_WHAT TO DO:_ Look through the data below and say how many of its lines contain "this", adding nothing else.

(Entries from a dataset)
** begin **

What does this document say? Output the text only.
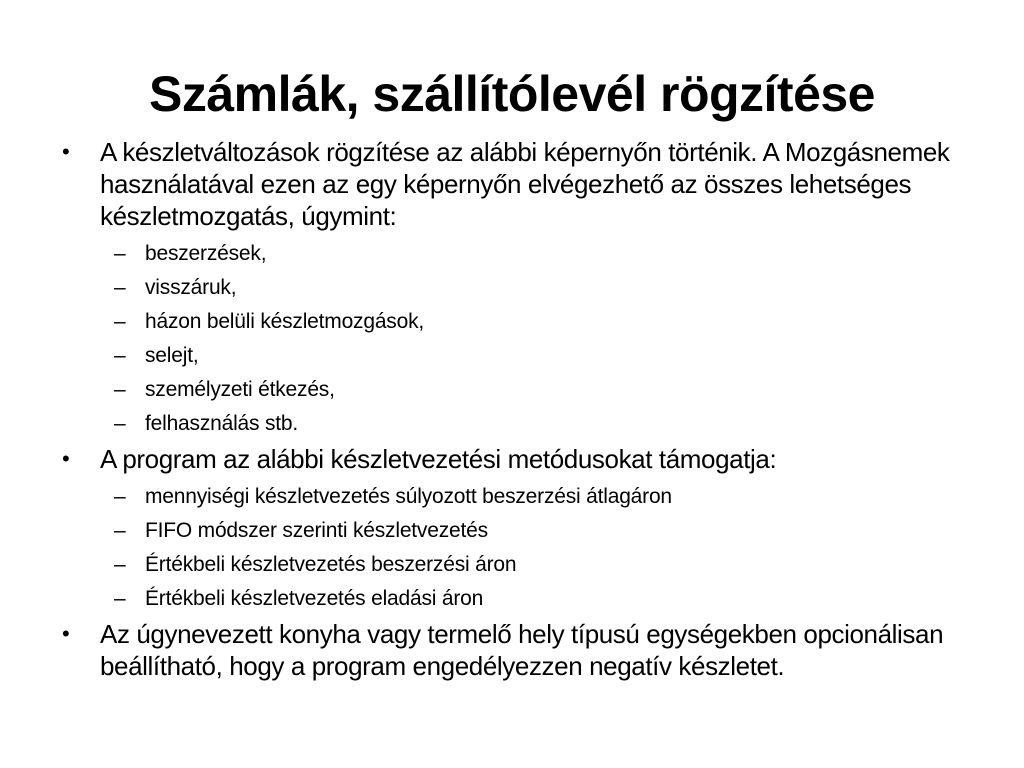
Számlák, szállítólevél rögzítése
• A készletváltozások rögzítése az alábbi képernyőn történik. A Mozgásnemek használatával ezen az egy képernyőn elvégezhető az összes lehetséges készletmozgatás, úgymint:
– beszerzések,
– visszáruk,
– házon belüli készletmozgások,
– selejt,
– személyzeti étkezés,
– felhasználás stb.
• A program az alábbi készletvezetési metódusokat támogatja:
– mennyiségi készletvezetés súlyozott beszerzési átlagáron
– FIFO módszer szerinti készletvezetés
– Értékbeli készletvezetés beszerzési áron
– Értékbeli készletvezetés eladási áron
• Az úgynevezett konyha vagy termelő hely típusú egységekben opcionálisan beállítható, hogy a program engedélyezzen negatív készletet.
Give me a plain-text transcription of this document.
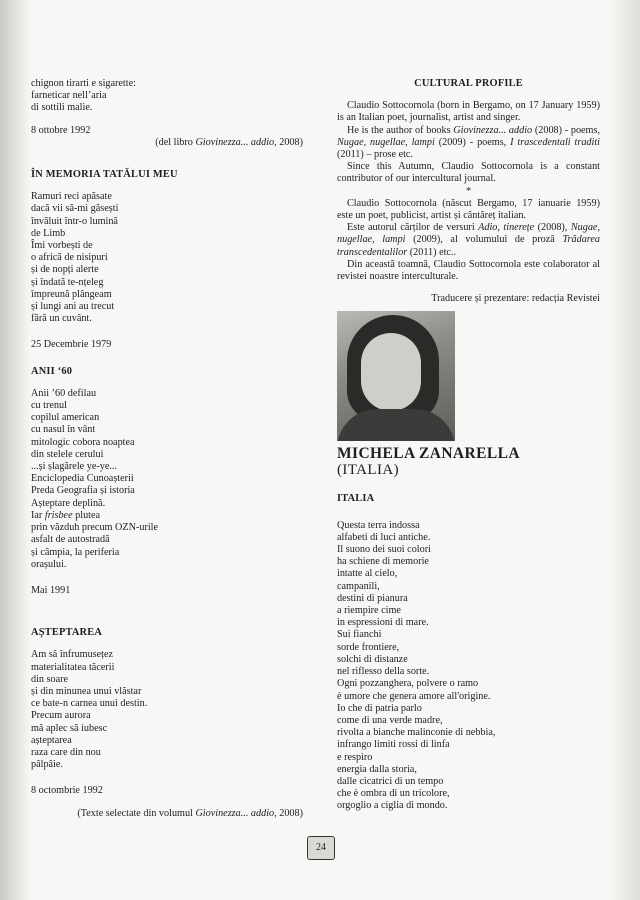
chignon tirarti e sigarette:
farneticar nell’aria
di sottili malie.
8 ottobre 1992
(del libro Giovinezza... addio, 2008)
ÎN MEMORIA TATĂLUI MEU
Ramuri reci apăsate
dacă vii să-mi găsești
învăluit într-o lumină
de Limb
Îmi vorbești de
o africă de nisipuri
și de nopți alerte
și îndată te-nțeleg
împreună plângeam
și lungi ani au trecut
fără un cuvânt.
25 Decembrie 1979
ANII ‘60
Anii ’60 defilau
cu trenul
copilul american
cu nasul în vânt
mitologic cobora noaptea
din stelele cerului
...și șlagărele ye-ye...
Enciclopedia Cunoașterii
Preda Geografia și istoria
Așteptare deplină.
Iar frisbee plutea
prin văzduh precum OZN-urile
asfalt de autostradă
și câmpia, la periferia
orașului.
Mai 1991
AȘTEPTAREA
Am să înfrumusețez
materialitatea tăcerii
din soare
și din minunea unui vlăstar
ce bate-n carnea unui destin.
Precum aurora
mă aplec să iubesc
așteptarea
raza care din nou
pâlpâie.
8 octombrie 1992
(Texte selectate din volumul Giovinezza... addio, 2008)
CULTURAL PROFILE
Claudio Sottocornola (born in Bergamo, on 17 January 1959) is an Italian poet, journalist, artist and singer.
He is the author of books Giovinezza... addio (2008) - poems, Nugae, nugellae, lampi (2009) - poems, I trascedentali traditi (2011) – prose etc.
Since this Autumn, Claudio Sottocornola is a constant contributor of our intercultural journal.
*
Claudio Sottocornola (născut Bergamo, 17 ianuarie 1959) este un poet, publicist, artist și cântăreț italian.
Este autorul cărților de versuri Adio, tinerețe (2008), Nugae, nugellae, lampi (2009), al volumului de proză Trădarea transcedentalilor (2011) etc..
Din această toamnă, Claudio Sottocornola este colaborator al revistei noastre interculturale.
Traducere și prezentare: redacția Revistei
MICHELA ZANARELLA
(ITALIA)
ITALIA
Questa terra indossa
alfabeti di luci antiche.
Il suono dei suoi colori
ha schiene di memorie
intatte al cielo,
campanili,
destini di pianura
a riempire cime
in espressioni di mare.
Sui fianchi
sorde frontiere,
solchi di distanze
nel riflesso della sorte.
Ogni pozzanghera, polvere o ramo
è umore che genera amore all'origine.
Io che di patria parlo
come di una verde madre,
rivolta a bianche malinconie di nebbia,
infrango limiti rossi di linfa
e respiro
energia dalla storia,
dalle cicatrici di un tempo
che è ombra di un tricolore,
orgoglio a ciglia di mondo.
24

** end **
** begin **

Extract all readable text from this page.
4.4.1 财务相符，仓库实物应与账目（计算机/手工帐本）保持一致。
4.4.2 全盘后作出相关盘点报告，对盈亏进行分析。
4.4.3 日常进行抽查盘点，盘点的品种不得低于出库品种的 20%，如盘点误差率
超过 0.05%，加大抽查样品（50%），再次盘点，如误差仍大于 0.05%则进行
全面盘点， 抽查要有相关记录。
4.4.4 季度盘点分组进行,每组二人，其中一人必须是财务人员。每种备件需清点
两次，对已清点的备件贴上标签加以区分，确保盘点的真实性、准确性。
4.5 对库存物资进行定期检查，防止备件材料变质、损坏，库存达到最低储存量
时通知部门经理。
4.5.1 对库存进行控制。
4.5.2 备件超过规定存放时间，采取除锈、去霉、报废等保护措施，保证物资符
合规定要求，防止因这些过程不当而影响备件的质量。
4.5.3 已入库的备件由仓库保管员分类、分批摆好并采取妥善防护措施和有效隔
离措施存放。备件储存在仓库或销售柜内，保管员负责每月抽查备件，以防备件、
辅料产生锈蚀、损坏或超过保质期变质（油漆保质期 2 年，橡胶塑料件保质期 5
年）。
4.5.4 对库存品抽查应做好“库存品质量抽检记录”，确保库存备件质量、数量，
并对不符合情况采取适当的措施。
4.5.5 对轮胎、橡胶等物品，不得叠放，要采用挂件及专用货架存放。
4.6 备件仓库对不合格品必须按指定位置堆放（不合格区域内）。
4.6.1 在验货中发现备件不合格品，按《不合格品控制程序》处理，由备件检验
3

** end **

_THE REPLY:_ 4